→ **WRITTEN EXERCISE 1**
Rewrite the records from their first line through the line containing "y-axis-label: Amplitude [511,461,527,523]", changing "x-tick-label" to "x-tick-text" and keeping everything else the same.

All of this has lead to a flurry of activity from the non-profit community, with enquiries coming from far and wide – the United States, Cameroon, Trinidad and Tobago, Fiji, France and Uganda among many others. FrontlineSMS users around the world are slowly beginning to connect.

With so much already achieved with what is still technically the Beta release of the software, next month is very significant not only for FrontlineSMS, but also for the global NGO community who desperately need these kinds of tools in their work.

Kubatana reaches out with FrontlineSMS in Zimbabwe

The future of Zimbabwe hangs on a knife edge this morning, as it seems to have done for the past week (or the past few years, depending on your perspective). Like many people with an interest in the country, and like many others with friends or relatives living and working there, I’ve been closely following events on TV and online. International news sites such as the BBC have been as good as ever, but I’ve also been spending increasing amounts of time on local sites which, I feel, often give a ‘truer’, more personal sense of what’s going on. One of the best sites for this has been Kubatana.net

Back in the summer of 2006 I was fortunate to spend three weeks in Zimbabwe working with them. A local NGO seeking to promote human rights and good governance, Kubatana were the very first users of FrontlineSMS when it launched back in 2005, starting a trend which has seen the software used for similar activities in a number of other countries around the world. In their own words, FrontlineSMS finally opened up the possibilities for text messaging in their work, and I knew they had plans to use it during the 2008 elections. This is what they’ve been doing.

In addition to their SMS election line (promoted on their home page, above), they have been running a “What would you like a free Zimbabwe to look like?” initiative. Zimbabweans have been incredibly responsive, with many people saying that the question gave them hope in uncertain times. According to Kubatana:

It’s also been a real learning experience for us, reminding us that ordinary Zimbabweans have a wealth of good ideas to contribute, and our political and civic leadership must work on building a more participatory environment

A combination of SMS and email were used in the initiative, with text messages such as “Kubatana! No senate results as at 5.20 pm. What changes do YOU want in a free Zim? Lets inspire each other. Want to know what others say? SMS us your email addr” sent out to their mobile subscriber lists. FrontlineSMS was used to blast the messages out, and then used collect responses which were then distributed via an electronic newsletter and on the Kubatana Community Blog (see below).

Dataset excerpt
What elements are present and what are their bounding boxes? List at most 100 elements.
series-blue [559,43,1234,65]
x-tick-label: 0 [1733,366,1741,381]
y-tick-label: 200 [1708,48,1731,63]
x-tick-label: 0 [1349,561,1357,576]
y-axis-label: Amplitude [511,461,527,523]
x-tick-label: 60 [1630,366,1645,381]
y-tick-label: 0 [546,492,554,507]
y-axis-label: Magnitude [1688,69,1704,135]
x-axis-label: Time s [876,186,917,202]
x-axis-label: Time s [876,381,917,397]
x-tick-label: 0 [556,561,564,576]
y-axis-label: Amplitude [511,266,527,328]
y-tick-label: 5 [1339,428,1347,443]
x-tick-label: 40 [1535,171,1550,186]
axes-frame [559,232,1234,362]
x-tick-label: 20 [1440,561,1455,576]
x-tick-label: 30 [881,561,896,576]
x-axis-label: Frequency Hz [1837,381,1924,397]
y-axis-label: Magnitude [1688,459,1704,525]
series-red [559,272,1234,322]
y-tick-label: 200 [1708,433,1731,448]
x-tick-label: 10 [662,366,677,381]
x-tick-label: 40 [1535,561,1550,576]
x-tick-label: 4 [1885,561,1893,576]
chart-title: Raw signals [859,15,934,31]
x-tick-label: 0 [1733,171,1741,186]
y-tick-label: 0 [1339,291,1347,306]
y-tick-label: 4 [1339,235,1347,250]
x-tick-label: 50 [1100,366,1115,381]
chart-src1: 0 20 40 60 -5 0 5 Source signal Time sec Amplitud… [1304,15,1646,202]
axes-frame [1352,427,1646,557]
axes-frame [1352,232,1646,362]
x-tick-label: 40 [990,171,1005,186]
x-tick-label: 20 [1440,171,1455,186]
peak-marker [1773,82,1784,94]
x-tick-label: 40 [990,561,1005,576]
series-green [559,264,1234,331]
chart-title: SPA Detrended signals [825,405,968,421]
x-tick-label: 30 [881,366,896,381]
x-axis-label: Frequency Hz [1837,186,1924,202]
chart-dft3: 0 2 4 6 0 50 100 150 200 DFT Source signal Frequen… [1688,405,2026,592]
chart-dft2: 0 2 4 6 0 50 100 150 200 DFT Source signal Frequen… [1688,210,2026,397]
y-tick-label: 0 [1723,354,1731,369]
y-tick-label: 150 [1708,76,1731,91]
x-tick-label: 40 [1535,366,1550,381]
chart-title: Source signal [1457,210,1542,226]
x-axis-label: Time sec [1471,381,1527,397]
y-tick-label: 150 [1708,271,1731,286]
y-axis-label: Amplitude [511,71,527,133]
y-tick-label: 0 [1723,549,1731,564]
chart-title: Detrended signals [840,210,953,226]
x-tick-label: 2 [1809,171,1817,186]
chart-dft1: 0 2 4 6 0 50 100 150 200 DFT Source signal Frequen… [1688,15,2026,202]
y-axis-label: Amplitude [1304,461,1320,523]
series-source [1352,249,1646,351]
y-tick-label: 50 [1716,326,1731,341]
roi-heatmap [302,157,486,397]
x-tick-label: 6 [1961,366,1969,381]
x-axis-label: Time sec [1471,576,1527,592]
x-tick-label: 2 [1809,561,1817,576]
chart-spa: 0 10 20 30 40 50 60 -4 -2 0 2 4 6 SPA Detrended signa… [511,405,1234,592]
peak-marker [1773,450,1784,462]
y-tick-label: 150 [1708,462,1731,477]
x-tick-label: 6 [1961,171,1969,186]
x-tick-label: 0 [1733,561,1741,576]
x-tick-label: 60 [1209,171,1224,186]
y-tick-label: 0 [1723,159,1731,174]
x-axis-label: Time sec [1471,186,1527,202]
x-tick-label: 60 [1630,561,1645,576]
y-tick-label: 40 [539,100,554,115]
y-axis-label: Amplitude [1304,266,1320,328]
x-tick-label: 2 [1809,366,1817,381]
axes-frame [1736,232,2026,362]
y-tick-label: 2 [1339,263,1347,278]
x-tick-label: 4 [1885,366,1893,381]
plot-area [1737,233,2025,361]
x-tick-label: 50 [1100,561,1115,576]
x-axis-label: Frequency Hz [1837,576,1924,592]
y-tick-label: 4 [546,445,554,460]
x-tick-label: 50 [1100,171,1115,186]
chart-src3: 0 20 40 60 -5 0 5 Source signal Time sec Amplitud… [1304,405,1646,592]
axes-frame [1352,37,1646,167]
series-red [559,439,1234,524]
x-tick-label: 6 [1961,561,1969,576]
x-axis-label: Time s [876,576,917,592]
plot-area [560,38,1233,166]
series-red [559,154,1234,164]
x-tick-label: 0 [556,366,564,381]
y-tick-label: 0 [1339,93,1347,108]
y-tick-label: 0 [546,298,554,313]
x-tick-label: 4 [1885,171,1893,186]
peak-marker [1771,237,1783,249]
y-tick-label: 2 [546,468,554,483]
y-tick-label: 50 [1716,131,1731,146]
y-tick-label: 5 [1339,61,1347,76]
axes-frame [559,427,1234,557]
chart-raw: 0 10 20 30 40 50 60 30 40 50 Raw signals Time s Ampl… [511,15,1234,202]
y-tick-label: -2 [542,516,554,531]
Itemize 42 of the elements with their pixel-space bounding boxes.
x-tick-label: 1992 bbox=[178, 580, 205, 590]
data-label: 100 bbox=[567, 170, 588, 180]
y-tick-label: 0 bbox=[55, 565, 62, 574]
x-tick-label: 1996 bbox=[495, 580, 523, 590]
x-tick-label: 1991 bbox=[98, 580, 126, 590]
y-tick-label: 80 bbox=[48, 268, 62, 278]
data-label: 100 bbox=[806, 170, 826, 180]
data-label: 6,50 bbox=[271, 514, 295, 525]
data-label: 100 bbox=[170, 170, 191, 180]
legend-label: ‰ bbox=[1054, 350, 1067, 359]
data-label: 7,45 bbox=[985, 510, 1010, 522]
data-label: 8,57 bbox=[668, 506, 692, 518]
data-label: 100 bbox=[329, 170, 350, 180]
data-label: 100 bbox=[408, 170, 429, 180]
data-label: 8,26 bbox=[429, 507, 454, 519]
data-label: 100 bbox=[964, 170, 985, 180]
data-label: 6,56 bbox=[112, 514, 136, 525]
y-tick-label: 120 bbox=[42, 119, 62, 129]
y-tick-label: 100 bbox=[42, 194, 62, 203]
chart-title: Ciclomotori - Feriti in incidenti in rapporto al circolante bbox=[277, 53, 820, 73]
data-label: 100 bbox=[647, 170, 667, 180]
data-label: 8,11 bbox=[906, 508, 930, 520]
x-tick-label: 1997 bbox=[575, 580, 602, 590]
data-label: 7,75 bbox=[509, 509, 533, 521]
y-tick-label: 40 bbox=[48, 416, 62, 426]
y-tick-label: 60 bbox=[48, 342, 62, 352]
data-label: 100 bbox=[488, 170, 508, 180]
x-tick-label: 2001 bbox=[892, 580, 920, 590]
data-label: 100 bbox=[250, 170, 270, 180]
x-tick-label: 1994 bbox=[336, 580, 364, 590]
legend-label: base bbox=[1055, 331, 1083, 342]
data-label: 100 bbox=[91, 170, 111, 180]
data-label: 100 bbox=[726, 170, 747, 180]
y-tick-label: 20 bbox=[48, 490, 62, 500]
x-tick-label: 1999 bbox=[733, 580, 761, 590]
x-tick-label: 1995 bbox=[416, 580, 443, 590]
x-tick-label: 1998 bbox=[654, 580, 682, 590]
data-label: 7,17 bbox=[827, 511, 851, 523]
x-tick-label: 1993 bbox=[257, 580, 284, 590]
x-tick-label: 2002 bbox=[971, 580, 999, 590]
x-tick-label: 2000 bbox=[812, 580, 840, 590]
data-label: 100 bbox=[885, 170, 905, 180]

→ **WRITTEN EXERCISE 2**
In the passage about FrontlineSMS in Zimbabwe, how long did the writer spend working with Kubatana in the summer of 2006?

→ **EXERCISE OUTPUT 1**
What elements are present and what are their bounding boxes? List at most 100 elements.
series-blue [559,43,1234,65]
x-tick-text: 0 [1733,366,1741,381]
y-tick-label: 200 [1708,48,1731,63]
x-tick-text: 0 [1349,561,1357,576]
y-axis-label: Amplitude [511,461,527,523]

→ **EXERCISE OUTPUT 2**
Three weeks.